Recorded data

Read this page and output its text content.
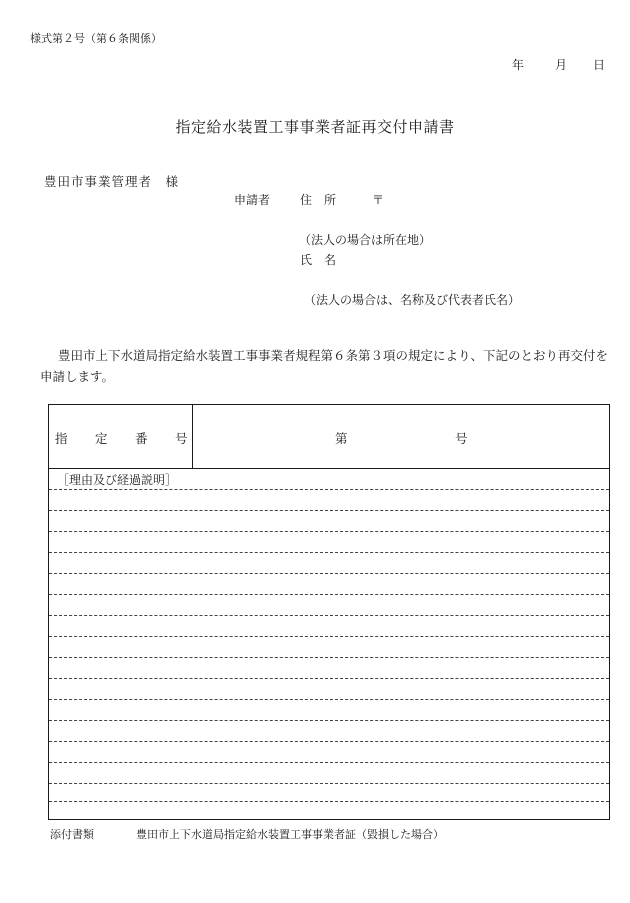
様式第２号（第６条関係）
年	月 日
指定給水装置工事事業者証再交付申請書
豊田市事業管理者　様
申請者 住　所	〒
（法人の場合は所在地）
氏　名
（法人の場合は、名称及び代表者氏名）
豊田市上下水道局指定給水装置工事事業者規程第６条第３項の規定により、下記のとおり再交付を申請します。
指 定 番 号	第	号
［理由及び経過説明］
添付書類	豊田市上下水道局指定給水装置工事事業者証（毀損した場合）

▶ Task instructions: Images in the data above are to be skipped. Retype all other material exactly.

▶ Solution for this task:
Read this page and output its text content.
様式第２号（第６条関係）
年	月 日
指定給水装置工事事業者証再交付申請書
豊田市事業管理者　様
申請者 住　所	〒
（法人の場合は所在地）
氏　名
（法人の場合は、名称及び代表者氏名）
豊田市上下水道局指定給水装置工事事業者規程第６条第３項の規定により、下記のとおり再交付を申請します。
指 定 番 号	第	号
［理由及び経過説明］
添付書類	豊田市上下水道局指定給水装置工事事業者証（毀損した場合）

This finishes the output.